-- START OF RECORDS SUPPLIED --
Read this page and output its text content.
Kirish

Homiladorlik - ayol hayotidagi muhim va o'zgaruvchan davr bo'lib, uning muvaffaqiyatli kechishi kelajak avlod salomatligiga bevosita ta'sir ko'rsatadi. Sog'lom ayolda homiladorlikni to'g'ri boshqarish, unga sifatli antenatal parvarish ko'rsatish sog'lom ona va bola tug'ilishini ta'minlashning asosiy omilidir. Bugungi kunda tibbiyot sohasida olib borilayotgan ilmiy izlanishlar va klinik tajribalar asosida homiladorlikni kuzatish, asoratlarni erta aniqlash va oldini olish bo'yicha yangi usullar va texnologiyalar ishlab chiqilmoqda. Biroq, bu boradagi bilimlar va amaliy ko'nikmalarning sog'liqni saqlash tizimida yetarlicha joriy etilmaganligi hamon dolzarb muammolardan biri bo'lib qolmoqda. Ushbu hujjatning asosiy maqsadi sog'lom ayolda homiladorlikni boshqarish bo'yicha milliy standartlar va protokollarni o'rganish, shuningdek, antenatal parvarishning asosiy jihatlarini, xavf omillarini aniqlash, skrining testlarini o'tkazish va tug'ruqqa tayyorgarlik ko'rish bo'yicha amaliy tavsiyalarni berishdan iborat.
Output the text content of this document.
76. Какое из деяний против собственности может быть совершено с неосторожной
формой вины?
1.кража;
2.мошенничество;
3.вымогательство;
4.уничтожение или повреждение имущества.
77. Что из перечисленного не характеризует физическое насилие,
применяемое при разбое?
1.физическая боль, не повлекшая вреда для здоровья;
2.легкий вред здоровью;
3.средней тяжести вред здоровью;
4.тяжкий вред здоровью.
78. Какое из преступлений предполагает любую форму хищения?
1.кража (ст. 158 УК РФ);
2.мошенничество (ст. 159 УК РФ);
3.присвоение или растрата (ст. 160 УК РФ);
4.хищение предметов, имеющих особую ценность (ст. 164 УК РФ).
-- END OF RECORDS SUPPLIED --
STATED GOAL:
The whole listing above needs to be written out again exactly.

CORRECT ANSWER:
Read this page and output its text content.
Kirish

Homiladorlik - ayol hayotidagi muhim va o'zgaruvchan davr bo'lib, uning muvaffaqiyatli kechishi kelajak avlod salomatligiga bevosita ta'sir ko'rsatadi. Sog'lom ayolda homiladorlikni to'g'ri boshqarish, unga sifatli antenatal parvarish ko'rsatish sog'lom ona va bola tug'ilishini ta'minlashning asosiy omilidir. Bugungi kunda tibbiyot sohasida olib borilayotgan ilmiy izlanishlar va klinik tajribalar asosida homiladorlikni kuzatish, asoratlarni erta aniqlash va oldini olish bo'yicha yangi usullar va texnologiyalar ishlab chiqilmoqda. Biroq, bu boradagi bilimlar va amaliy ko'nikmalarning sog'liqni saqlash tizimida yetarlicha joriy etilmaganligi hamon dolzarb muammolardan biri bo'lib qolmoqda. Ushbu hujjatning asosiy maqsadi sog'lom ayolda homiladorlikni boshqarish bo'yicha milliy standartlar va protokollarni o'rganish, shuningdek, antenatal parvarishning asosiy jihatlarini, xavf omillarini aniqlash, skrining testlarini o'tkazish va tug'ruqqa tayyorgarlik ko'rish bo'yicha amaliy tavsiyalarni berishdan iborat.
Output the text content of this document.
76. Какое из деяний против собственности может быть совершено с неосторожной
формой вины?
1.кража;
2.мошенничество;
3.вымогательство;
4.уничтожение или повреждение имущества.
77. Что из перечисленного не характеризует физическое насилие,
применяемое при разбое?
1.физическая боль, не повлекшая вреда для здоровья;
2.легкий вред здоровью;
3.средней тяжести вред здоровью;
4.тяжкий вред здоровью.
78. Какое из преступлений предполагает любую форму хищения?
1.кража (ст. 158 УК РФ);
2.мошенничество (ст. 159 УК РФ);
3.присвоение или растрата (ст. 160 УК РФ);
4.хищение предметов, имеющих особую ценность (ст. 164 УК РФ).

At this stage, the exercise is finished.